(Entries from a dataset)
++++++

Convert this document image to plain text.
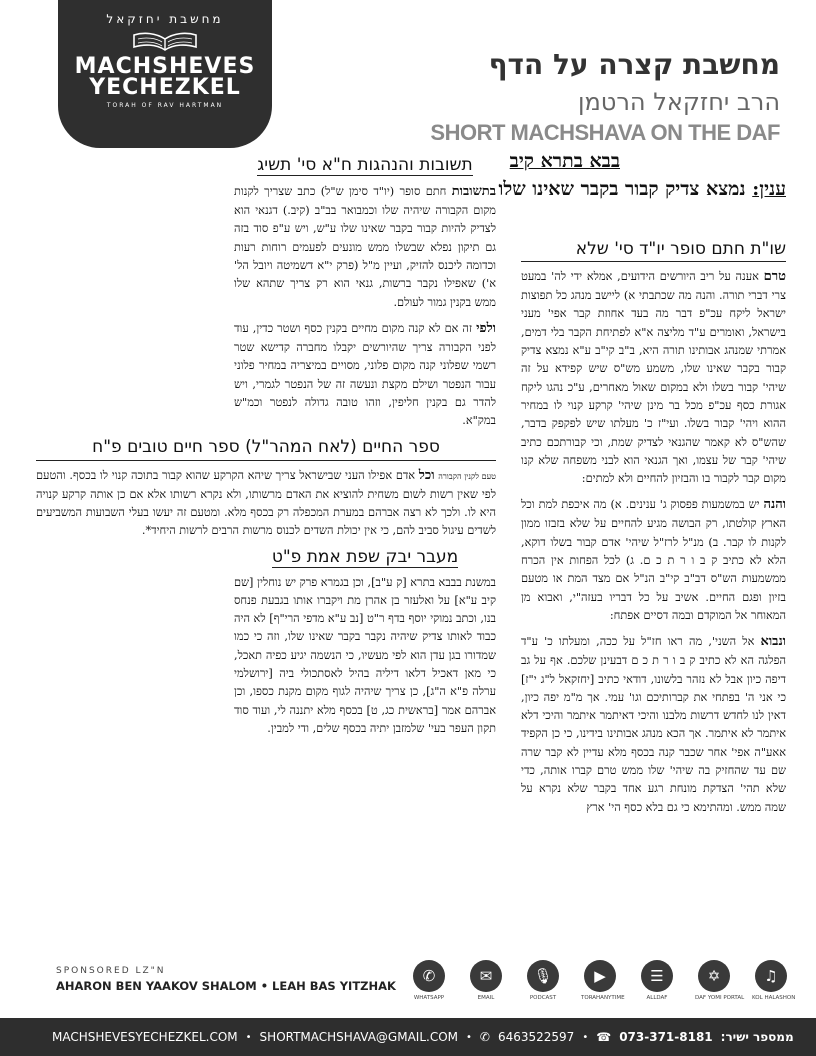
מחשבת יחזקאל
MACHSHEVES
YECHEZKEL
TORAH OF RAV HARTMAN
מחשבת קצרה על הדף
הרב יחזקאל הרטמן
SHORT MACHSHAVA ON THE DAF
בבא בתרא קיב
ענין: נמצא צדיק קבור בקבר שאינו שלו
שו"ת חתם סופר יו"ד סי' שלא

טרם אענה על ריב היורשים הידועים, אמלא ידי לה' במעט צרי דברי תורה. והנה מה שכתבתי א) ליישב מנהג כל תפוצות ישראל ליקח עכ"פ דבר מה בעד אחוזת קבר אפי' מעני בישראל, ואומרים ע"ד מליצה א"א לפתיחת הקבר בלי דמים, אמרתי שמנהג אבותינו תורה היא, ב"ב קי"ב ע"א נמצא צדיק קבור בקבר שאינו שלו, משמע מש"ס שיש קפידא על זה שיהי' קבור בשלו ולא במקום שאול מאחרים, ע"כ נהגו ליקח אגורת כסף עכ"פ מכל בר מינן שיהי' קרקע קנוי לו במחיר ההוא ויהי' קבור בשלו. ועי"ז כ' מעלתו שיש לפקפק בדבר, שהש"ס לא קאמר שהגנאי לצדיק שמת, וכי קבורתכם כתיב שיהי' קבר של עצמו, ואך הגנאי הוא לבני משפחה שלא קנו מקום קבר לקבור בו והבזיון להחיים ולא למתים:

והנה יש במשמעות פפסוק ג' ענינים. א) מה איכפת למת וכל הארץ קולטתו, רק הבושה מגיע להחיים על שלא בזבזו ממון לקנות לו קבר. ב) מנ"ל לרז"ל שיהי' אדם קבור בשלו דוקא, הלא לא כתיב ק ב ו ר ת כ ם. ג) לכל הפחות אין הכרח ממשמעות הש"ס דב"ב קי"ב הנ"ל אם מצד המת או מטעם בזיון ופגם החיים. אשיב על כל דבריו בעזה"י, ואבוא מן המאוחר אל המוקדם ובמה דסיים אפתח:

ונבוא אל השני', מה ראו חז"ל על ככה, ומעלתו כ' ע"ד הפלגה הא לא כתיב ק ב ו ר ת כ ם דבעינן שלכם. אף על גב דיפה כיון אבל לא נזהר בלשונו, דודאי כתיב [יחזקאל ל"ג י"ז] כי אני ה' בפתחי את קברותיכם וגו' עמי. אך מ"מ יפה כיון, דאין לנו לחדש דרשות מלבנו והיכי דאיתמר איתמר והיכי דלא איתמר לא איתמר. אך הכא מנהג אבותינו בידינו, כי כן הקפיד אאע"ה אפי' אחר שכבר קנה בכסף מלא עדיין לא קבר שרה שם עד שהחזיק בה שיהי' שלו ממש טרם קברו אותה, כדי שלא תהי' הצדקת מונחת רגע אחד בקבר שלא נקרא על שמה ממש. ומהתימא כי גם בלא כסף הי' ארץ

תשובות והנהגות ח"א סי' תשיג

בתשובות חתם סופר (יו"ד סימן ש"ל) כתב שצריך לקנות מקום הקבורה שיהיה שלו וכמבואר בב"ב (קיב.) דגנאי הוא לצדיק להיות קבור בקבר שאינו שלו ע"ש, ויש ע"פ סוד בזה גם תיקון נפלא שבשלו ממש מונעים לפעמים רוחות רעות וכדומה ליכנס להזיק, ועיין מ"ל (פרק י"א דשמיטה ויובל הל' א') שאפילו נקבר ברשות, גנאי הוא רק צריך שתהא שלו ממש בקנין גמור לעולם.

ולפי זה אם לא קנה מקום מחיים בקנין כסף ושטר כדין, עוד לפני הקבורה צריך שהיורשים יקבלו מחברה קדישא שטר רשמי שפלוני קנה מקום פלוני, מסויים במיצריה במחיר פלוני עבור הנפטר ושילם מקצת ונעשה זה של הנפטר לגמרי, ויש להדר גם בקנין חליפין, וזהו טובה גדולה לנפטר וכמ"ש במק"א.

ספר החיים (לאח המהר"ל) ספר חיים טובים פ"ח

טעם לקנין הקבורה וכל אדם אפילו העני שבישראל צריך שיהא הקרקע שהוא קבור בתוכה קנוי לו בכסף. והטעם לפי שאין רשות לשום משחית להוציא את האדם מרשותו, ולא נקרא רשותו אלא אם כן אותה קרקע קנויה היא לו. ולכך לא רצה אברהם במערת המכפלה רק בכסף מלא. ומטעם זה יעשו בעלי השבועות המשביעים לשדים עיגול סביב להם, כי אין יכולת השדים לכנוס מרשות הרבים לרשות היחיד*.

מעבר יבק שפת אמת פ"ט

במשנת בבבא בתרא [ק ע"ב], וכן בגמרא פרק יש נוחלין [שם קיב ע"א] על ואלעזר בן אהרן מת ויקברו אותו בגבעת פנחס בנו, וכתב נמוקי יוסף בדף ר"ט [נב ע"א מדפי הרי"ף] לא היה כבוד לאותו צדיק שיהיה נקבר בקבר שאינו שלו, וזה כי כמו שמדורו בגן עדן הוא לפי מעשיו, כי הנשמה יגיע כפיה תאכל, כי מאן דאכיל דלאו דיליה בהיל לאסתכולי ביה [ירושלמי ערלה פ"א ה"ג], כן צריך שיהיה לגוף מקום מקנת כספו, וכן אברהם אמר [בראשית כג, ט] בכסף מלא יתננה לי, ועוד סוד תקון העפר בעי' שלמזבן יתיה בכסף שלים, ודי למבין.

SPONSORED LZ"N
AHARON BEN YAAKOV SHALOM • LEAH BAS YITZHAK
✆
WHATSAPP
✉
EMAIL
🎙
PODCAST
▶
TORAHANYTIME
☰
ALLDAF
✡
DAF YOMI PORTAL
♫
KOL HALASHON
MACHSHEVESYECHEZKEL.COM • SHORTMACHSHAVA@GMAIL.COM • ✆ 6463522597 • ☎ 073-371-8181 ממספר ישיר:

++++++

DESCRIPTION OF THE TASK:
Transcribe each line above verbatim, with the pictures left out.

WRITTEN ANSWER:
Convert this document image to plain text.
מחשבת יחזקאל
MACHSHEVES
YECHEZKEL
TORAH OF RAV HARTMAN
מחשבת קצרה על הדף
הרב יחזקאל הרטמן
SHORT MACHSHAVA ON THE DAF
בבא בתרא קיב
ענין: נמצא צדיק קבור בקבר שאינו שלו
שו"ת חתם סופר יו"ד סי' שלא

טרם אענה על ריב היורשים הידועים, אמלא ידי לה' במעט צרי דברי תורה. והנה מה שכתבתי א) ליישב מנהג כל תפוצות ישראל ליקח עכ"פ דבר מה בעד אחוזת קבר אפי' מעני בישראל, ואומרים ע"ד מליצה א"א לפתיחת הקבר בלי דמים, אמרתי שמנהג אבותינו תורה היא, ב"ב קי"ב ע"א נמצא צדיק קבור בקבר שאינו שלו, משמע מש"ס שיש קפידא על זה שיהי' קבור בשלו ולא במקום שאול מאחרים, ע"כ נהגו ליקח אגורת כסף עכ"פ מכל בר מינן שיהי' קרקע קנוי לו במחיר ההוא ויהי' קבור בשלו. ועי"ז כ' מעלתו שיש לפקפק בדבר, שהש"ס לא קאמר שהגנאי לצדיק שמת, וכי קבורתכם כתיב שיהי' קבר של עצמו, ואך הגנאי הוא לבני משפחה שלא קנו מקום קבר לקבור בו והבזיון להחיים ולא למתים:

והנה יש במשמעות פפסוק ג' ענינים. א) מה איכפת למת וכל הארץ קולטתו, רק הבושה מגיע להחיים על שלא בזבזו ממון לקנות לו קבר. ב) מנ"ל לרז"ל שיהי' אדם קבור בשלו דוקא, הלא לא כתיב ק ב ו ר ת כ ם. ג) לכל הפחות אין הכרח ממשמעות הש"ס דב"ב קי"ב הנ"ל אם מצד המת או מטעם בזיון ופגם החיים. אשיב על כל דבריו בעזה"י, ואבוא מן המאוחר אל המוקדם ובמה דסיים אפתח:

ונבוא אל השני', מה ראו חז"ל על ככה, ומעלתו כ' ע"ד הפלגה הא לא כתיב ק ב ו ר ת כ ם דבעינן שלכם. אף על גב דיפה כיון אבל לא נזהר בלשונו, דודאי כתיב [יחזקאל ל"ג י"ז] כי אני ה' בפתחי את קברותיכם וגו' עמי. אך מ"מ יפה כיון, דאין לנו לחדש דרשות מלבנו והיכי דאיתמר איתמר והיכי דלא איתמר לא איתמר. אך הכא מנהג אבותינו בידינו, כי כן הקפיד אאע"ה אפי' אחר שכבר קנה בכסף מלא עדיין לא קבר שרה שם עד שהחזיק בה שיהי' שלו ממש טרם קברו אותה, כדי שלא תהי' הצדקת מונחת רגע אחד בקבר שלא נקרא על שמה ממש. ומהתימא כי גם בלא כסף הי' ארץ

תשובות והנהגות ח"א סי' תשיג

בתשובות חתם סופר (יו"ד סימן ש"ל) כתב שצריך לקנות מקום הקבורה שיהיה שלו וכמבואר בב"ב (קיב.) דגנאי הוא לצדיק להיות קבור בקבר שאינו שלו ע"ש, ויש ע"פ סוד בזה גם תיקון נפלא שבשלו ממש מונעים לפעמים רוחות רעות וכדומה ליכנס להזיק, ועיין מ"ל (פרק י"א דשמיטה ויובל הל' א') שאפילו נקבר ברשות, גנאי הוא רק צריך שתהא שלו ממש בקנין גמור לעולם.

ולפי זה אם לא קנה מקום מחיים בקנין כסף ושטר כדין, עוד לפני הקבורה צריך שהיורשים יקבלו מחברה קדישא שטר רשמי שפלוני קנה מקום פלוני, מסויים במיצריה במחיר פלוני עבור הנפטר ושילם מקצת ונעשה זה של הנפטר לגמרי, ויש להדר גם בקנין חליפין, וזהו טובה גדולה לנפטר וכמ"ש במק"א.

ספר החיים (לאח המהר"ל) ספר חיים טובים פ"ח

טעם לקנין הקבורה וכל אדם אפילו העני שבישראל צריך שיהא הקרקע שהוא קבור בתוכה קנוי לו בכסף. והטעם לפי שאין רשות לשום משחית להוציא את האדם מרשותו, ולא נקרא רשותו אלא אם כן אותה קרקע קנויה היא לו. ולכך לא רצה אברהם במערת המכפלה רק בכסף מלא. ומטעם זה יעשו בעלי השבועות המשביעים לשדים עיגול סביב להם, כי אין יכולת השדים לכנוס מרשות הרבים לרשות היחיד*.

מעבר יבק שפת אמת פ"ט

במשנת בבבא בתרא [ק ע"ב], וכן בגמרא פרק יש נוחלין [שם קיב ע"א] על ואלעזר בן אהרן מת ויקברו אותו בגבעת פנחס בנו, וכתב נמוקי יוסף בדף ר"ט [נב ע"א מדפי הרי"ף] לא היה כבוד לאותו צדיק שיהיה נקבר בקבר שאינו שלו, וזה כי כמו שמדורו בגן עדן הוא לפי מעשיו, כי הנשמה יגיע כפיה תאכל, כי מאן דאכיל דלאו דיליה בהיל לאסתכולי ביה [ירושלמי ערלה פ"א ה"ג], כן צריך שיהיה לגוף מקום מקנת כספו, וכן אברהם אמר [בראשית כג, ט] בכסף מלא יתננה לי, ועוד סוד תקון העפר בעי' שלמזבן יתיה בכסף שלים, ודי למבין.

SPONSORED LZ"N
AHARON BEN YAAKOV SHALOM • LEAH BAS YITZHAK
✆
WHATSAPP
✉
EMAIL
🎙
PODCAST
▶
TORAHANYTIME
☰
ALLDAF
✡
DAF YOMI PORTAL
♫
KOL HALASHON
MACHSHEVESYECHEZKEL.COM • SHORTMACHSHAVA@GMAIL.COM • ✆ 6463522597 • ☎ 073-371-8181 ממספר ישיר:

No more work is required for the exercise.